Records from a data source:
□ □ □

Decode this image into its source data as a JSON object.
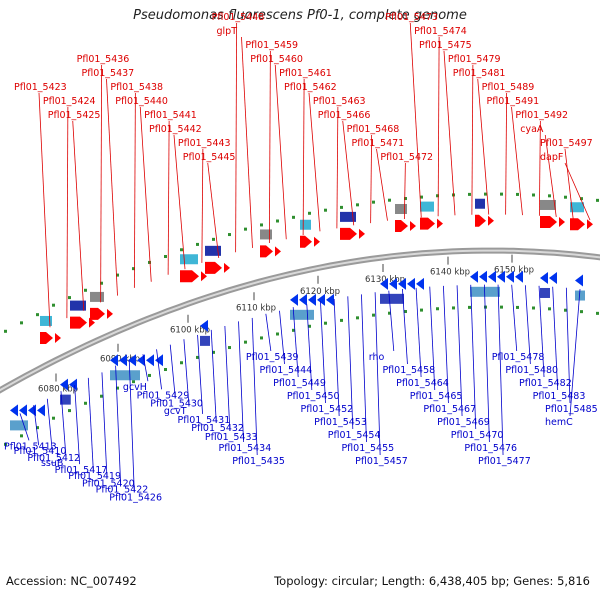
{
  "title": "Pseudomonas fluorescens Pf0-1, complete genome",
  "footer": {
    "accession": "Accession: NC_007492",
    "summary": "Topology: circular; Length: 6,438,405 bp; Genes: 5,816"
  },
  "colors": {
    "forward_label": "#dd0000",
    "reverse_label": "#0000cc",
    "forward_gene": "#ff0000",
    "reverse_gene": "#0033ee",
    "backbone": "#9a9a9a",
    "tick": "#2f8f2f"
  },
  "ticks": [
    "6080 kbp",
    "6090 kbp",
    "6100 kbp",
    "6110 kbp",
    "6120 kbp",
    "6130 kbp",
    "6140 kbp",
    "6150 kbp"
  ],
  "forward_labels": [
    "Pfl01_5423",
    "Pfl01_5424",
    "Pfl01_5425",
    "Pfl01_5436",
    "Pfl01_5437",
    "Pfl01_5438",
    "Pfl01_5440",
    "Pfl01_5441",
    "Pfl01_5442",
    "Pfl01_5443",
    "Pfl01_5445",
    "Pfl01_5448",
    "glpT",
    "Pfl01_5459",
    "Pfl01_5460",
    "Pfl01_5461",
    "Pfl01_5462",
    "Pfl01_5463",
    "Pfl01_5466",
    "Pfl01_5468",
    "Pfl01_5471",
    "Pfl01_5472",
    "Pfl01_5473",
    "Pfl01_5474",
    "Pfl01_5475",
    "Pfl01_5479",
    "Pfl01_5481",
    "Pfl01_5489",
    "Pfl01_5491",
    "Pfl01_5492",
    "cyaA",
    "Pfl01_5497",
    "dapF"
  ],
  "reverse_labels": [
    "Pfl01_5413",
    "Pfl01_5410",
    "Pfl01_5412",
    "ssuB",
    "Pfl01_5417",
    "Pfl01_5419",
    "Pfl01_5420",
    "Pfl01_5422",
    "Pfl01_5426",
    "gcvH",
    "Pfl01_5429",
    "Pfl01_5430",
    "gcvT",
    "Pfl01_5431",
    "Pfl01_5432",
    "Pfl01_5433",
    "Pfl01_5434",
    "Pfl01_5435",
    "Pfl01_5439",
    "Pfl01_5444",
    "Pfl01_5449",
    "Pfl01_5450",
    "Pfl01_5452",
    "Pfl01_5453",
    "Pfl01_5454",
    "Pfl01_5455",
    "Pfl01_5457",
    "rho",
    "Pfl01_5458",
    "Pfl01_5464",
    "Pfl01_5465",
    "Pfl01_5467",
    "Pfl01_5469",
    "Pfl01_5470",
    "Pfl01_5476",
    "Pfl01_5477",
    "Pfl01_5478",
    "Pfl01_5480",
    "Pfl01_5482",
    "Pfl01_5483",
    "Pfl01_5485",
    "hemC"
  ]
}
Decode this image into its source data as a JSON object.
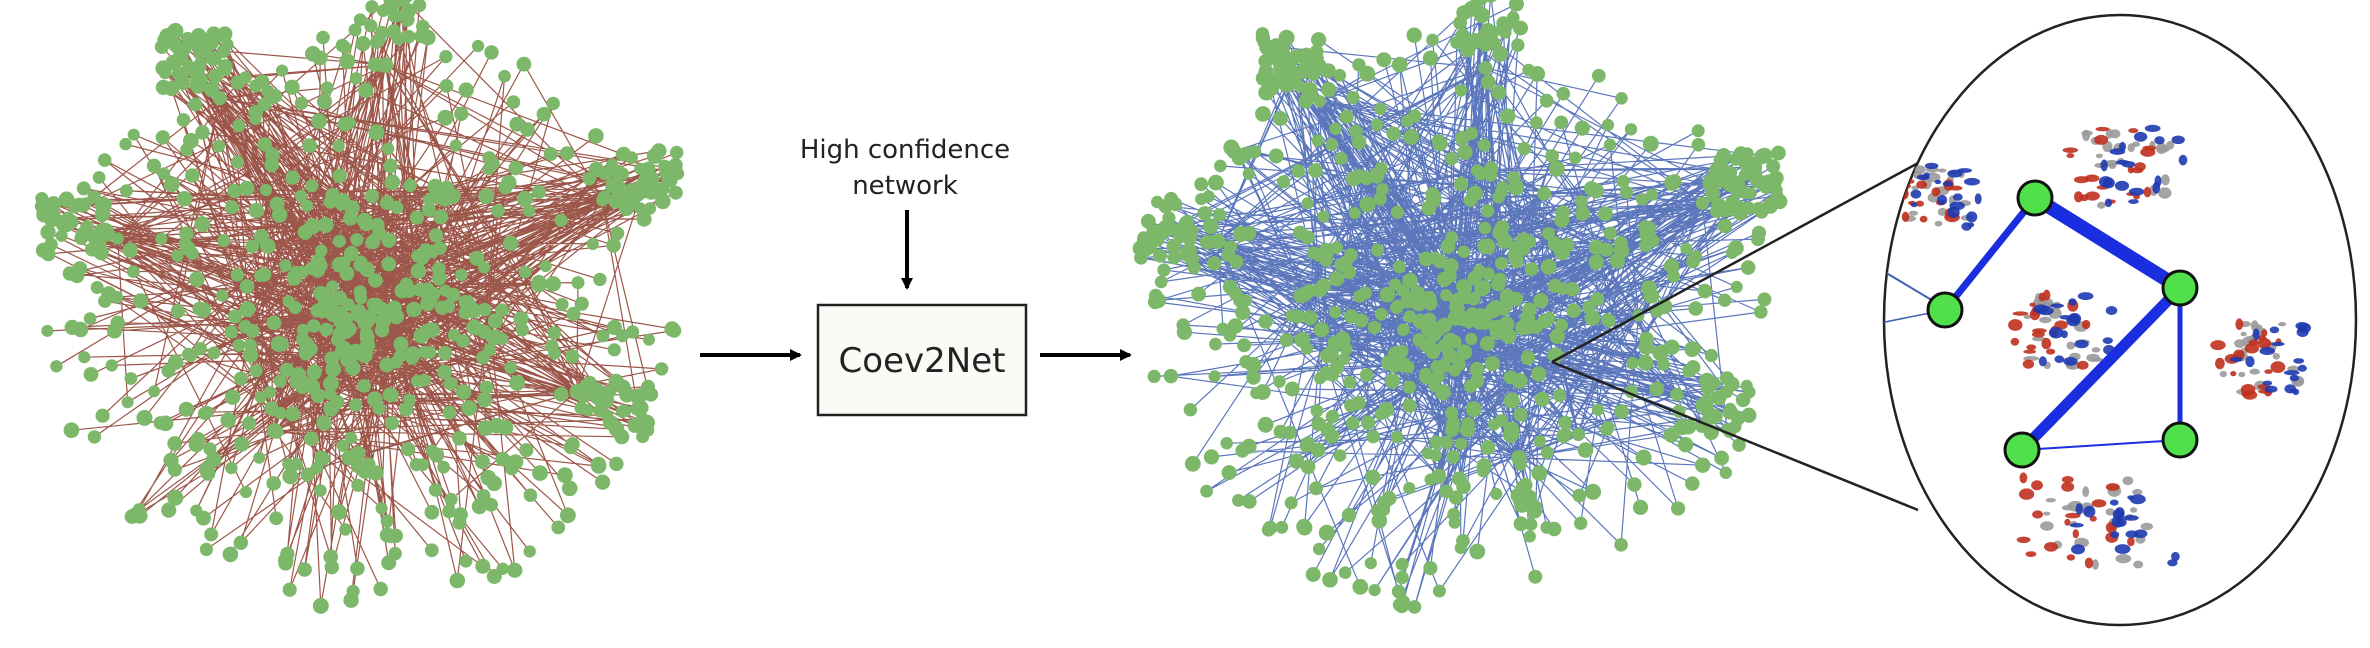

□ □ □

- _EXERCISE DETAILS_
Give back the entries above exactly as they stand. Leave the images out.

- _ANSWER BOX_
Decode this image into its source data as a JSON object.
{
  "title": "Pseudomonas fluorescens Pf0-1, complete genome",
  "footer": {
    "accession": "Accession: NC_007492",
    "summary": "Topology: circular; Length: 6,438,405 bp; Genes: 5,816"
  },
  "colors": {
    "forward_label": "#dd0000",
    "reverse_label": "#0000cc",
    "forward_gene": "#ff0000",
    "reverse_gene": "#0033ee",
    "backbone": "#9a9a9a",
    "tick": "#2f8f2f"
  },
  "ticks": [
    "6080 kbp",
    "6090 kbp",
    "6100 kbp",
    "6110 kbp",
    "6120 kbp",
    "6130 kbp",
    "6140 kbp",
    "6150 kbp"
  ],
  "forward_labels": [
    "Pfl01_5423",
    "Pfl01_5424",
    "Pfl01_5425",
    "Pfl01_5436",
    "Pfl01_5437",
    "Pfl01_5438",
    "Pfl01_5440",
    "Pfl01_5441",
    "Pfl01_5442",
    "Pfl01_5443",
    "Pfl01_5445",
    "Pfl01_5448",
    "glpT",
    "Pfl01_5459",
    "Pfl01_5460",
    "Pfl01_5461",
    "Pfl01_5462",
    "Pfl01_5463",
    "Pfl01_5466",
    "Pfl01_5468",
    "Pfl01_5471",
    "Pfl01_5472",
    "Pfl01_5473",
    "Pfl01_5474",
    "Pfl01_5475",
    "Pfl01_5479",
    "Pfl01_5481",
    "Pfl01_5489",
    "Pfl01_5491",
    "Pfl01_5492",
    "cyaA",
    "Pfl01_5497",
    "dapF"
  ],
  "reverse_labels": [
    "Pfl01_5413",
    "Pfl01_5410",
    "Pfl01_5412",
    "ssuB",
    "Pfl01_5417",
    "Pfl01_5419",
    "Pfl01_5420",
    "Pfl01_5422",
    "Pfl01_5426",
    "gcvH",
    "Pfl01_5429",
    "Pfl01_5430",
    "gcvT",
    "Pfl01_5431",
    "Pfl01_5432",
    "Pfl01_5433",
    "Pfl01_5434",
    "Pfl01_5435",
    "Pfl01_5439",
    "Pfl01_5444",
    "Pfl01_5449",
    "Pfl01_5450",
    "Pfl01_5452",
    "Pfl01_5453",
    "Pfl01_5454",
    "Pfl01_5455",
    "Pfl01_5457",
    "rho",
    "Pfl01_5458",
    "Pfl01_5464",
    "Pfl01_5465",
    "Pfl01_5467",
    "Pfl01_5469",
    "Pfl01_5470",
    "Pfl01_5476",
    "Pfl01_5477",
    "Pfl01_5478",
    "Pfl01_5480",
    "Pfl01_5482",
    "Pfl01_5483",
    "Pfl01_5485",
    "hemC"
  ]
}
Decode this image into its source data as a JSON object.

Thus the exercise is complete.